↓↓↓

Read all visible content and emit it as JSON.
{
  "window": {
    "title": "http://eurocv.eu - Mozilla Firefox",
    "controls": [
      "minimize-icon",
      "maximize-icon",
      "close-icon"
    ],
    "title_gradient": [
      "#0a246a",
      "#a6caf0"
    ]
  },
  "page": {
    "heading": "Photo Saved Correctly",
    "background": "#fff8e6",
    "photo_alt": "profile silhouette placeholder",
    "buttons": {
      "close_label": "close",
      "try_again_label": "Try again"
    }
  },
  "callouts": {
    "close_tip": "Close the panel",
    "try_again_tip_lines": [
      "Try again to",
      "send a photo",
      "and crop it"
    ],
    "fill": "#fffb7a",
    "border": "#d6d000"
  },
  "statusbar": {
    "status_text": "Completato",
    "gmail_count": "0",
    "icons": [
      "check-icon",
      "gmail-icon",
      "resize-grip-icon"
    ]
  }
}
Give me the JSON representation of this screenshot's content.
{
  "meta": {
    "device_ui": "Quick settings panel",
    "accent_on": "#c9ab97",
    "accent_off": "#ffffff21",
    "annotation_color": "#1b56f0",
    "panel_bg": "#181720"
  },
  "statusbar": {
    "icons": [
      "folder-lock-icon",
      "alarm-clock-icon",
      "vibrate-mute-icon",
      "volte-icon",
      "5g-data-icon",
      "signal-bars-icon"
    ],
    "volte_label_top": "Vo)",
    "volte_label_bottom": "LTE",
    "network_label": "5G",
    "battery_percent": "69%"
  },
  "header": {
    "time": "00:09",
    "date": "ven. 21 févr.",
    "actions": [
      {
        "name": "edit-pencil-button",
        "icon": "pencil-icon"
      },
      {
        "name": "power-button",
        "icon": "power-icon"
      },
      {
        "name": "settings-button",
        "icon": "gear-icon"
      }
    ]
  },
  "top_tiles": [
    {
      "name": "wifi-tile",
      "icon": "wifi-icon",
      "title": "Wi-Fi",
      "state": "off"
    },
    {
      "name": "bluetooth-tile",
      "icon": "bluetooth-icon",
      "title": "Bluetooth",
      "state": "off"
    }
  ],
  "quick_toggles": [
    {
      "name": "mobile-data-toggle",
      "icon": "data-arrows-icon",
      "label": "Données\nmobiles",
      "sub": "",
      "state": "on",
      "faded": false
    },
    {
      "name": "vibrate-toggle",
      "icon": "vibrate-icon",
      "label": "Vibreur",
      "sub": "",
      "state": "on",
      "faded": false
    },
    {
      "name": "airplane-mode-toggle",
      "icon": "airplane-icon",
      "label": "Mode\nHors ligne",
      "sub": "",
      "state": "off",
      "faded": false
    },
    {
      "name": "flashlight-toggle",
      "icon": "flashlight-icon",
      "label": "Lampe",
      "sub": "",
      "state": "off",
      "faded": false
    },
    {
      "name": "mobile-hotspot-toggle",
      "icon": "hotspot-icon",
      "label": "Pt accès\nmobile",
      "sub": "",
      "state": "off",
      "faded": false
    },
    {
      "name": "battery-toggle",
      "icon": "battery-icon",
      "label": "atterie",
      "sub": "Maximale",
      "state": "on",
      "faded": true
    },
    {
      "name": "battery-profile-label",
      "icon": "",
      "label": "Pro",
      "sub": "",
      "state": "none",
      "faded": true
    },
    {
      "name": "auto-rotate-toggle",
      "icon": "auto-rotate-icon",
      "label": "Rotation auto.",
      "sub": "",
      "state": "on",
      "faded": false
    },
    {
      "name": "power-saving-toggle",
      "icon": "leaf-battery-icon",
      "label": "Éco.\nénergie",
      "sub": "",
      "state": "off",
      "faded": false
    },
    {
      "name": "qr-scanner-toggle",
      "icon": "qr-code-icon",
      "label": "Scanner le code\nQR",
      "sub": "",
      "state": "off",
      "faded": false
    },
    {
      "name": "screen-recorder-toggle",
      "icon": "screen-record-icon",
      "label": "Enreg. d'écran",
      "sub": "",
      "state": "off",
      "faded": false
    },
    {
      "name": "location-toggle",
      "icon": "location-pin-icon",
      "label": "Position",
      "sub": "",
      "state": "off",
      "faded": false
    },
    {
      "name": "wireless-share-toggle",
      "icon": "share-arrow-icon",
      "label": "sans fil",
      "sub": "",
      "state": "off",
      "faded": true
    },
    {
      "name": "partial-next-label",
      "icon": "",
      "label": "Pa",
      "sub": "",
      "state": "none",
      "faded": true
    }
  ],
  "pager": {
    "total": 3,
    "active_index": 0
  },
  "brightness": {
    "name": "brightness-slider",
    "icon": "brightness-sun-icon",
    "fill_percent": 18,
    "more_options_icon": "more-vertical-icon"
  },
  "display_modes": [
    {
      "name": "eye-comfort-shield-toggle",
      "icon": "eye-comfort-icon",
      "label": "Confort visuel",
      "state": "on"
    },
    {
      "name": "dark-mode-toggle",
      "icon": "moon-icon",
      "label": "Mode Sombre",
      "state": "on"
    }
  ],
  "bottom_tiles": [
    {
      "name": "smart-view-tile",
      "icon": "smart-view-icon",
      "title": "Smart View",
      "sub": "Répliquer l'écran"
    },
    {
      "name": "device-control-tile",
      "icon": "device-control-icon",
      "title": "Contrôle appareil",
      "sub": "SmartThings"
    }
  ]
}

↑↑↑

*WHAT YOU ARE ASKED TO DO*. Reproduce every line above without error.

*TASK SOLUTION*.
Read all visible content and emit it as JSON.
{
  "window": {
    "title": "http://eurocv.eu - Mozilla Firefox",
    "controls": [
      "minimize-icon",
      "maximize-icon",
      "close-icon"
    ],
    "title_gradient": [
      "#0a246a",
      "#a6caf0"
    ]
  },
  "page": {
    "heading": "Photo Saved Correctly",
    "background": "#fff8e6",
    "photo_alt": "profile silhouette placeholder",
    "buttons": {
      "close_label": "close",
      "try_again_label": "Try again"
    }
  },
  "callouts": {
    "close_tip": "Close the panel",
    "try_again_tip_lines": [
      "Try again to",
      "send a photo",
      "and crop it"
    ],
    "fill": "#fffb7a",
    "border": "#d6d000"
  },
  "statusbar": {
    "status_text": "Completato",
    "gmail_count": "0",
    "icons": [
      "check-icon",
      "gmail-icon",
      "resize-grip-icon"
    ]
  }
}
Give me the JSON representation of this screenshot's content.
{
  "meta": {
    "device_ui": "Quick settings panel",
    "accent_on": "#c9ab97",
    "accent_off": "#ffffff21",
    "annotation_color": "#1b56f0",
    "panel_bg": "#181720"
  },
  "statusbar": {
    "icons": [
      "folder-lock-icon",
      "alarm-clock-icon",
      "vibrate-mute-icon",
      "volte-icon",
      "5g-data-icon",
      "signal-bars-icon"
    ],
    "volte_label_top": "Vo)",
    "volte_label_bottom": "LTE",
    "network_label": "5G",
    "battery_percent": "69%"
  },
  "header": {
    "time": "00:09",
    "date": "ven. 21 févr.",
    "actions": [
      {
        "name": "edit-pencil-button",
        "icon": "pencil-icon"
      },
      {
        "name": "power-button",
        "icon": "power-icon"
      },
      {
        "name": "settings-button",
        "icon": "gear-icon"
      }
    ]
  },
  "top_tiles": [
    {
      "name": "wifi-tile",
      "icon": "wifi-icon",
      "title": "Wi-Fi",
      "state": "off"
    },
    {
      "name": "bluetooth-tile",
      "icon": "bluetooth-icon",
      "title": "Bluetooth",
      "state": "off"
    }
  ],
  "quick_toggles": [
    {
      "name": "mobile-data-toggle",
      "icon": "data-arrows-icon",
      "label": "Données\nmobiles",
      "sub": "",
      "state": "on",
      "faded": false
    },
    {
      "name": "vibrate-toggle",
      "icon": "vibrate-icon",
      "label": "Vibreur",
      "sub": "",
      "state": "on",
      "faded": false
    },
    {
      "name": "airplane-mode-toggle",
      "icon": "airplane-icon",
      "label": "Mode\nHors ligne",
      "sub": "",
      "state": "off",
      "faded": false
    },
    {
      "name": "flashlight-toggle",
      "icon": "flashlight-icon",
      "label": "Lampe",
      "sub": "",
      "state": "off",
      "faded": false
    },
    {
      "name": "mobile-hotspot-toggle",
      "icon": "hotspot-icon",
      "label": "Pt accès\nmobile",
      "sub": "",
      "state": "off",
      "faded": false
    },
    {
      "name": "battery-toggle",
      "icon": "battery-icon",
      "label": "atterie",
      "sub": "Maximale",
      "state": "on",
      "faded": true
    },
    {
      "name": "battery-profile-label",
      "icon": "",
      "label": "Pro",
      "sub": "",
      "state": "none",
      "faded": true
    },
    {
      "name": "auto-rotate-toggle",
      "icon": "auto-rotate-icon",
      "label": "Rotation auto.",
      "sub": "",
      "state": "on",
      "faded": false
    },
    {
      "name": "power-saving-toggle",
      "icon": "leaf-battery-icon",
      "label": "Éco.\nénergie",
      "sub": "",
      "state": "off",
      "faded": false
    },
    {
      "name": "qr-scanner-toggle",
      "icon": "qr-code-icon",
      "label": "Scanner le code\nQR",
      "sub": "",
      "state": "off",
      "faded": false
    },
    {
      "name": "screen-recorder-toggle",
      "icon": "screen-record-icon",
      "label": "Enreg. d'écran",
      "sub": "",
      "state": "off",
      "faded": false
    },
    {
      "name": "location-toggle",
      "icon": "location-pin-icon",
      "label": "Position",
      "sub": "",
      "state": "off",
      "faded": false
    },
    {
      "name": "wireless-share-toggle",
      "icon": "share-arrow-icon",
      "label": "sans fil",
      "sub": "",
      "state": "off",
      "faded": true
    },
    {
      "name": "partial-next-label",
      "icon": "",
      "label": "Pa",
      "sub": "",
      "state": "none",
      "faded": true
    }
  ],
  "pager": {
    "total": 3,
    "active_index": 0
  },
  "brightness": {
    "name": "brightness-slider",
    "icon": "brightness-sun-icon",
    "fill_percent": 18,
    "more_options_icon": "more-vertical-icon"
  },
  "display_modes": [
    {
      "name": "eye-comfort-shield-toggle",
      "icon": "eye-comfort-icon",
      "label": "Confort visuel",
      "state": "on"
    },
    {
      "name": "dark-mode-toggle",
      "icon": "moon-icon",
      "label": "Mode Sombre",
      "state": "on"
    }
  ],
  "bottom_tiles": [
    {
      "name": "smart-view-tile",
      "icon": "smart-view-icon",
      "title": "Smart View",
      "sub": "Répliquer l'écran"
    },
    {
      "name": "device-control-tile",
      "icon": "device-control-icon",
      "title": "Contrôle appareil",
      "sub": "SmartThings"
    }
  ]
}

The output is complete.